* [What needs to be done]:
From the entries that follow, extract each line holding the string "치원이들의".

* [Exercise data]:
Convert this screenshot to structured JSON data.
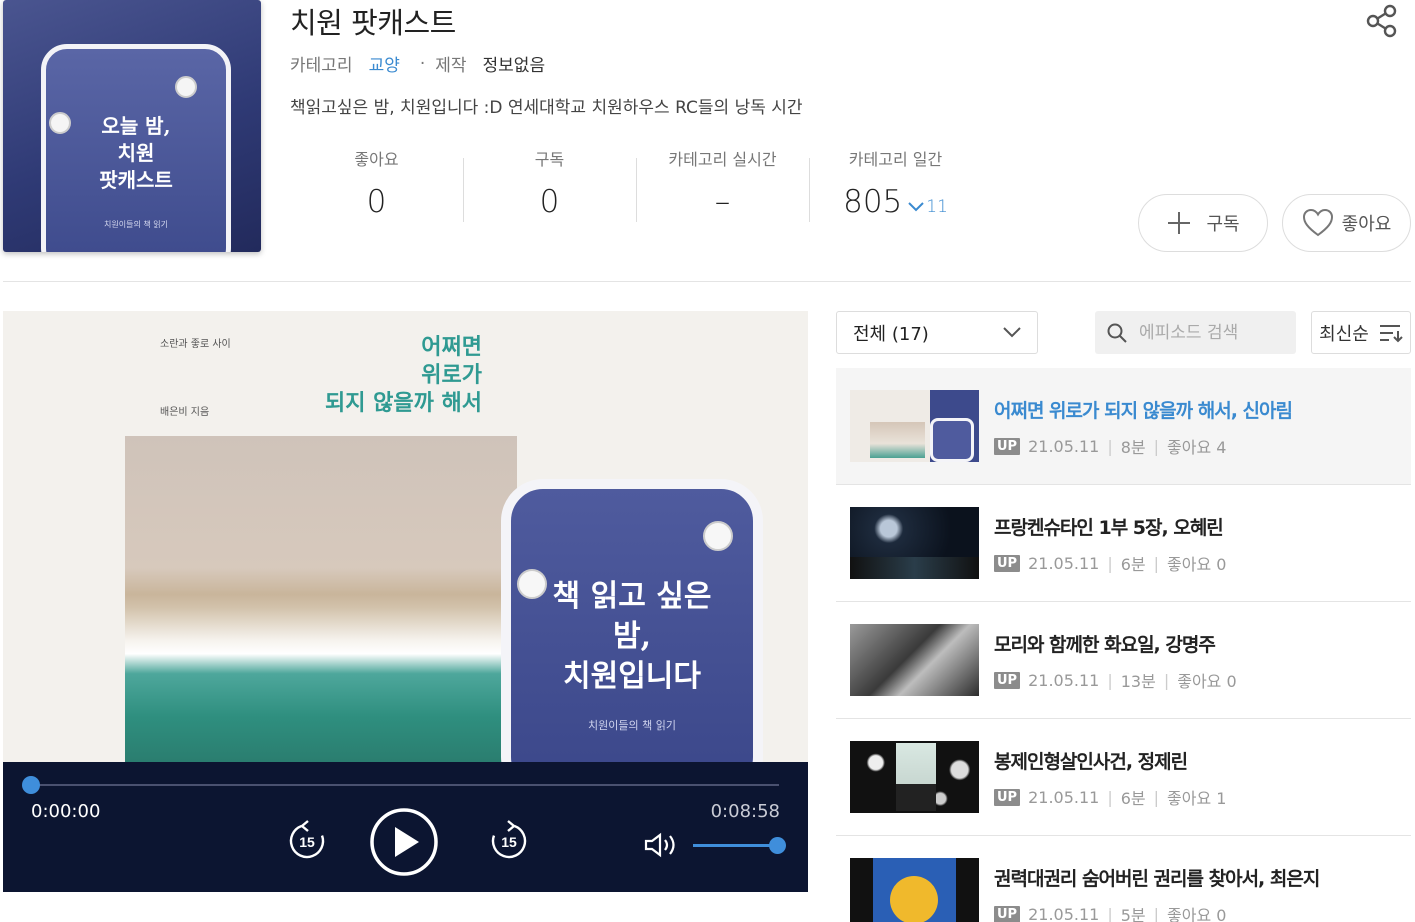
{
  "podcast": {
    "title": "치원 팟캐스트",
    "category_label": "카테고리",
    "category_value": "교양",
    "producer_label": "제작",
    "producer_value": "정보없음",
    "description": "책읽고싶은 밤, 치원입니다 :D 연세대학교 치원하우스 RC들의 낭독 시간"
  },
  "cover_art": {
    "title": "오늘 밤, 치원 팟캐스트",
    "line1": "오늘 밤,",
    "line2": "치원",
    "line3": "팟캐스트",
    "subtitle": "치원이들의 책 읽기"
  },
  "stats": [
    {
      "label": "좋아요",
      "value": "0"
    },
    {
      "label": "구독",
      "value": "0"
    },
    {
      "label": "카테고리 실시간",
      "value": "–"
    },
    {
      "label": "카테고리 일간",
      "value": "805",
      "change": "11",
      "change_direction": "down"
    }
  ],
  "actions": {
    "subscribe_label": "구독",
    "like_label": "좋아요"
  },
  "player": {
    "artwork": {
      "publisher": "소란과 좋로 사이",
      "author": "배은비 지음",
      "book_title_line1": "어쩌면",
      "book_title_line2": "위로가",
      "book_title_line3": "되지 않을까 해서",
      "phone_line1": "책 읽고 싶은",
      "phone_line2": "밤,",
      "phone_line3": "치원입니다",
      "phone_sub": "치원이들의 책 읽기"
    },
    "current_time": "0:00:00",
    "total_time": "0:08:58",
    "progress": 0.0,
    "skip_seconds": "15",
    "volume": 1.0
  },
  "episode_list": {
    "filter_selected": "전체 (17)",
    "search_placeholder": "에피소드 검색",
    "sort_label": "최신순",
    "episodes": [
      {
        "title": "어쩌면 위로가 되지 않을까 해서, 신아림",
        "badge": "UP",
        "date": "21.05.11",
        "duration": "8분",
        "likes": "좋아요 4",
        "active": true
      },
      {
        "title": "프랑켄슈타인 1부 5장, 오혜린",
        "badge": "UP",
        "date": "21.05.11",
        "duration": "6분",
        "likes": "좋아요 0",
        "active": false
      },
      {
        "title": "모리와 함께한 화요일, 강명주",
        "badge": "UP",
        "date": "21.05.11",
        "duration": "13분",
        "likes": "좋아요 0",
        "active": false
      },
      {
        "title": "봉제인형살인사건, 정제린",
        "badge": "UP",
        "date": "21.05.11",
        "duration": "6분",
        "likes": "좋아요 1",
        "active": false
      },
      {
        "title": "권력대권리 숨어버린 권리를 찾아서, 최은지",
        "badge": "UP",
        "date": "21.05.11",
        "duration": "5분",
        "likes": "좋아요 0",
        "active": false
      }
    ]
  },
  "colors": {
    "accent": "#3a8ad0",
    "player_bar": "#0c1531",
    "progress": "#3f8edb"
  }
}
--
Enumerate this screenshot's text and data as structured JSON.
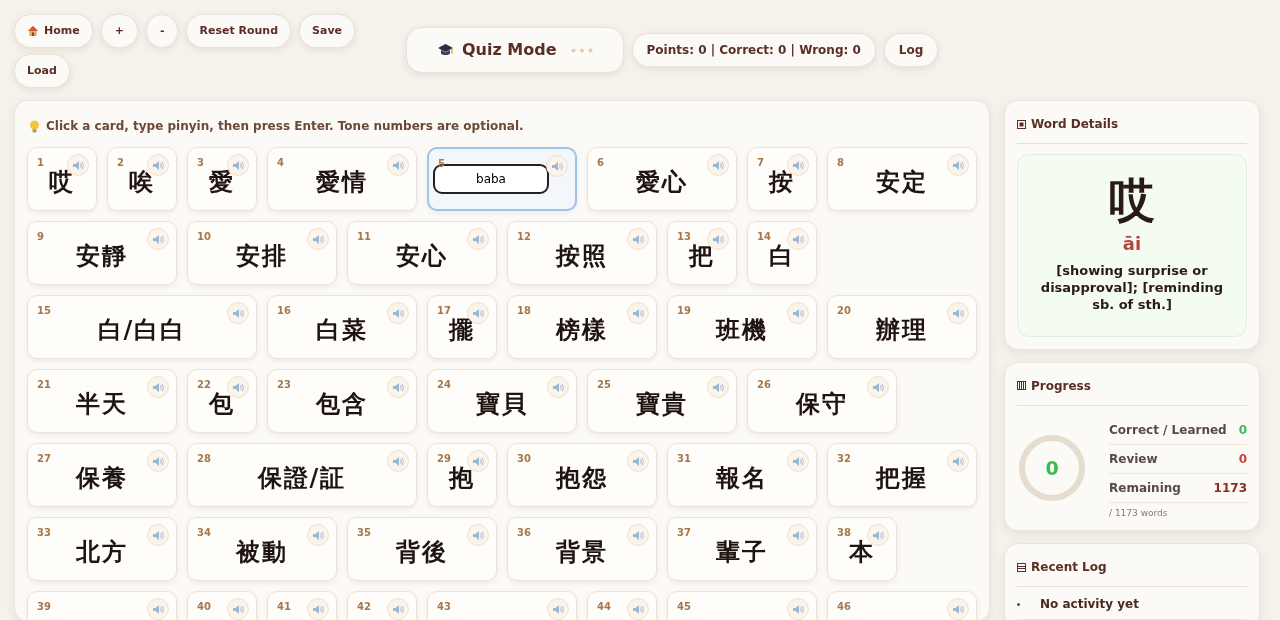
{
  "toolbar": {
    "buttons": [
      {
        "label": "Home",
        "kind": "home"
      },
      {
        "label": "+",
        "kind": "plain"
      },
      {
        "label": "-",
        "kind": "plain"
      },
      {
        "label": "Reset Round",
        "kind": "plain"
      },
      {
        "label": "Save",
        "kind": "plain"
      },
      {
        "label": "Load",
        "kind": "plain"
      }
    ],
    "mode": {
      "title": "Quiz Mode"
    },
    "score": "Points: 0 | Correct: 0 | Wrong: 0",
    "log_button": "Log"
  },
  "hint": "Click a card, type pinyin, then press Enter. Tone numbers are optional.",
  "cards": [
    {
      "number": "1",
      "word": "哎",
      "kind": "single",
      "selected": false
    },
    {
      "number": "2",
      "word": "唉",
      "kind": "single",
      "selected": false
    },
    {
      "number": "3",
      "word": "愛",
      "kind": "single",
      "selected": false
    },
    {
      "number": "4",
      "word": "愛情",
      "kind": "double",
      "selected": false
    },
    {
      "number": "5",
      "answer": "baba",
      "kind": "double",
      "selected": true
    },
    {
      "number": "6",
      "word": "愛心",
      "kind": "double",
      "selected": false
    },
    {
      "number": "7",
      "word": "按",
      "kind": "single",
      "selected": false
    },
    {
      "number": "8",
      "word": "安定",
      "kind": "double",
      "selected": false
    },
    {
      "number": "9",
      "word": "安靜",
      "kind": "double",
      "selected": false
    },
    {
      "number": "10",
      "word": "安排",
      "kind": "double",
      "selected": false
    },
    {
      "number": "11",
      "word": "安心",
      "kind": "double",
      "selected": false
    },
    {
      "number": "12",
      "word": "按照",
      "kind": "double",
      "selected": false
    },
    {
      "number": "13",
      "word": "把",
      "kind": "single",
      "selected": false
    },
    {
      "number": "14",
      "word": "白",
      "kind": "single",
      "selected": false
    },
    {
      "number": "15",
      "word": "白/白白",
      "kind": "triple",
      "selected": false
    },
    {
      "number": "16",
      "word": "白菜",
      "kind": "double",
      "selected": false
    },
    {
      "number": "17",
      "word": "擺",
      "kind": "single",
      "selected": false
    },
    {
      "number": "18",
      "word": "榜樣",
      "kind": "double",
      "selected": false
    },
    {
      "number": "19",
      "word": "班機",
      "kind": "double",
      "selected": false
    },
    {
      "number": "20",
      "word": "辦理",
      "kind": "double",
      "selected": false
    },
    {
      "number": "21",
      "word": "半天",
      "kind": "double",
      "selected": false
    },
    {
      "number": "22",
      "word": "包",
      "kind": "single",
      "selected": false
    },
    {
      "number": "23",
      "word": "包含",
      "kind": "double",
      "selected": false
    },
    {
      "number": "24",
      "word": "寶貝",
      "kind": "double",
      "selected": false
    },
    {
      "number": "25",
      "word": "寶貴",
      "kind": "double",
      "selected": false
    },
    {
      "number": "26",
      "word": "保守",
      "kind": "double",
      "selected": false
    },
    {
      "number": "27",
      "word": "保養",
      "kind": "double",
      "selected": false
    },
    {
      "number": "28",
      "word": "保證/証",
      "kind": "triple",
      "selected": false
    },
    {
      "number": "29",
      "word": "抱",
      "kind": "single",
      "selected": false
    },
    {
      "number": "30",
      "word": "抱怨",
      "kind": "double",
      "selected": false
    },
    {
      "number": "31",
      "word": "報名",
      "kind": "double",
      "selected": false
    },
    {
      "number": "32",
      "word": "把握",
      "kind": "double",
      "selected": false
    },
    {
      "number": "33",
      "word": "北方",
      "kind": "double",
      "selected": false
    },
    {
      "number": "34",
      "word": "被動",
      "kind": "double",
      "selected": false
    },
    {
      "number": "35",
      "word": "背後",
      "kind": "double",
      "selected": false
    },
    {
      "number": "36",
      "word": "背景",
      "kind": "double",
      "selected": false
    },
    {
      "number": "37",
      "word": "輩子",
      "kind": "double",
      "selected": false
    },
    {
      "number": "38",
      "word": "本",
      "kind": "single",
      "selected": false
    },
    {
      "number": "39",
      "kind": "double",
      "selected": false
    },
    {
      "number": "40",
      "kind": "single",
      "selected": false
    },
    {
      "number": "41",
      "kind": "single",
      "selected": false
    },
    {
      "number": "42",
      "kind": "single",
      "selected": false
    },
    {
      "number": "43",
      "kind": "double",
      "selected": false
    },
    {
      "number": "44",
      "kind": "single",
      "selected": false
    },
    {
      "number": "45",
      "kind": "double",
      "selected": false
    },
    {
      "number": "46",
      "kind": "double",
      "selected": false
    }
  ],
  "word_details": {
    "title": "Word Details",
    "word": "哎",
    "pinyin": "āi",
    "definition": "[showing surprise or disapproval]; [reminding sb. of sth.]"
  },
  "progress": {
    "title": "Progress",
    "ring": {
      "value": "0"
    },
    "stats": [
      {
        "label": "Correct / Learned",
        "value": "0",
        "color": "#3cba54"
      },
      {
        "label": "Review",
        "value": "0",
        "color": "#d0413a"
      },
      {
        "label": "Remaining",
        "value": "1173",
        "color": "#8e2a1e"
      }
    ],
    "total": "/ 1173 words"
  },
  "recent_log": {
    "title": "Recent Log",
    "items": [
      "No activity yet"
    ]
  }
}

* [The reply]:
    "subtitle": "치원이들의 책 읽기"
      "phone_sub": "치원이들의 책 읽기"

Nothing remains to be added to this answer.